BEGIN Provided records
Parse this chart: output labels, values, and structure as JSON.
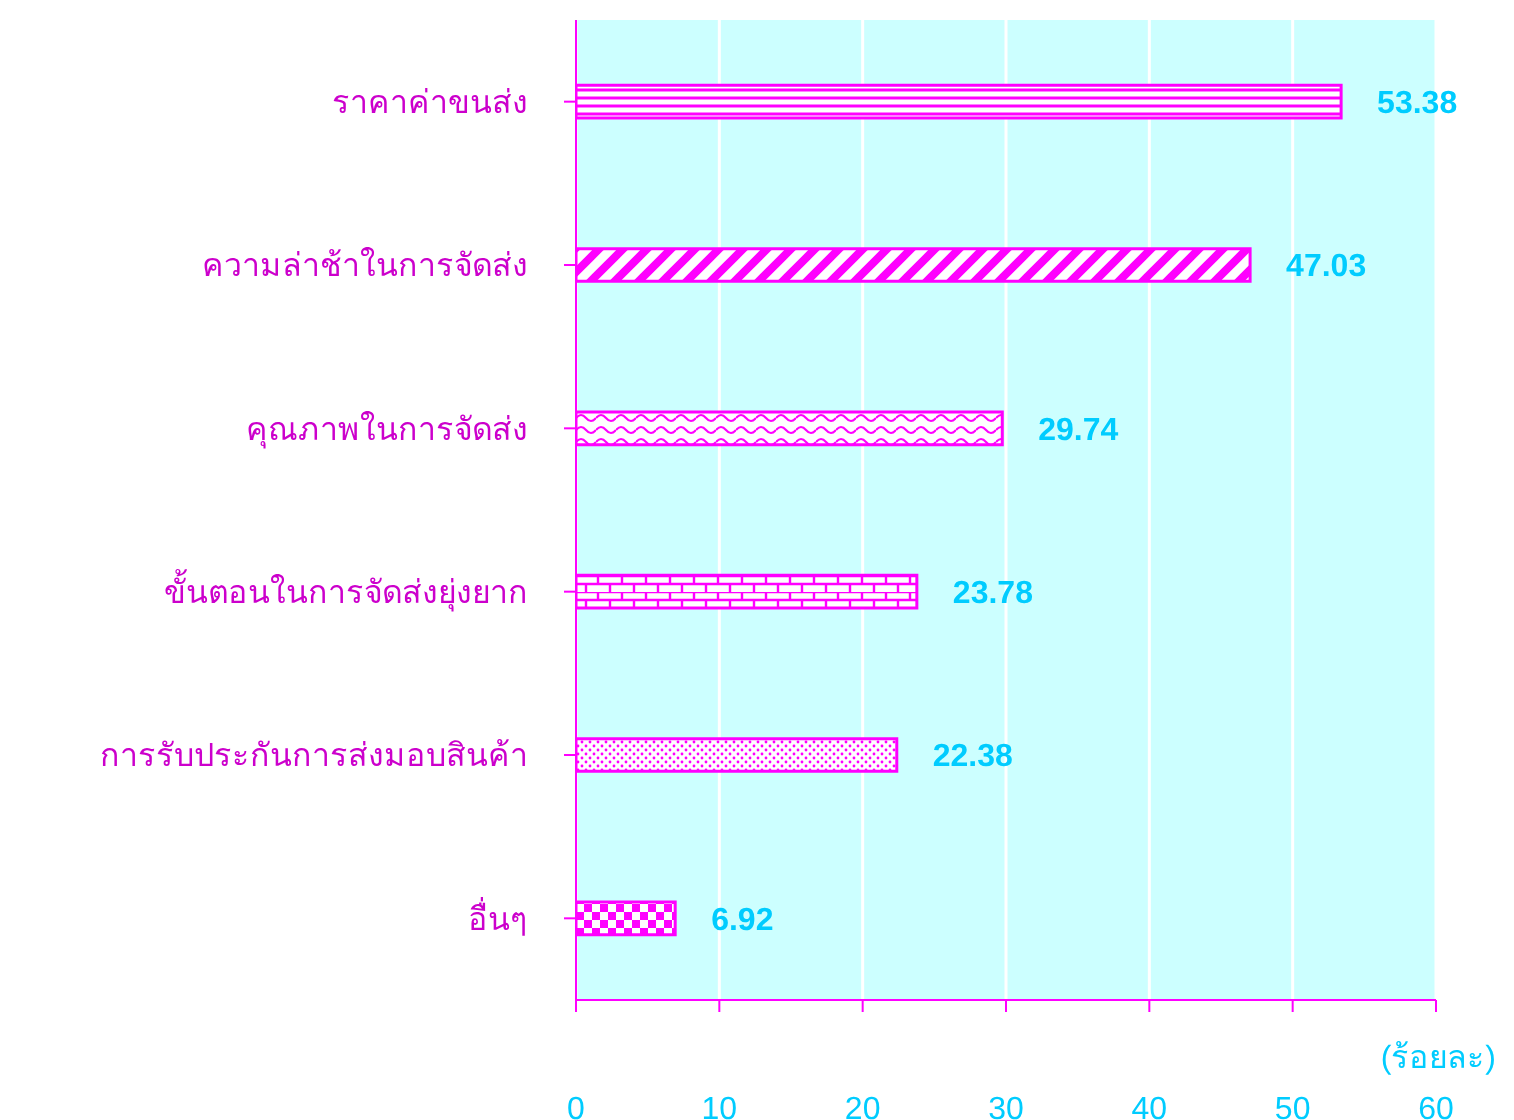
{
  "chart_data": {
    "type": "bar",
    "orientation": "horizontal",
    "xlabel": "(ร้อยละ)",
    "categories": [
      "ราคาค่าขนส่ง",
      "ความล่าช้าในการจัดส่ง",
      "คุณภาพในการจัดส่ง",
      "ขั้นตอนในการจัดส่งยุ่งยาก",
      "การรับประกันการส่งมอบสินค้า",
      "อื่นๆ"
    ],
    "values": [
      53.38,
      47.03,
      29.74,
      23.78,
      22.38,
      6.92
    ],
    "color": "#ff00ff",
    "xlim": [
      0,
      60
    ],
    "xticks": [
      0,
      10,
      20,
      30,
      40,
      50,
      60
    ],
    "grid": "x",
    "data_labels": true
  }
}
END Provided records
**Requirements:**
Exclude all images and restate the records above word for word.

**Correct result:**
Parse this chart: output labels, values, and structure as JSON.
{
  "chart_data": {
    "type": "bar",
    "orientation": "horizontal",
    "xlabel": "(ร้อยละ)",
    "categories": [
      "ราคาค่าขนส่ง",
      "ความล่าช้าในการจัดส่ง",
      "คุณภาพในการจัดส่ง",
      "ขั้นตอนในการจัดส่งยุ่งยาก",
      "การรับประกันการส่งมอบสินค้า",
      "อื่นๆ"
    ],
    "values": [
      53.38,
      47.03,
      29.74,
      23.78,
      22.38,
      6.92
    ],
    "color": "#ff00ff",
    "xlim": [
      0,
      60
    ],
    "xticks": [
      0,
      10,
      20,
      30,
      40,
      50,
      60
    ],
    "grid": "x",
    "data_labels": true
  }
}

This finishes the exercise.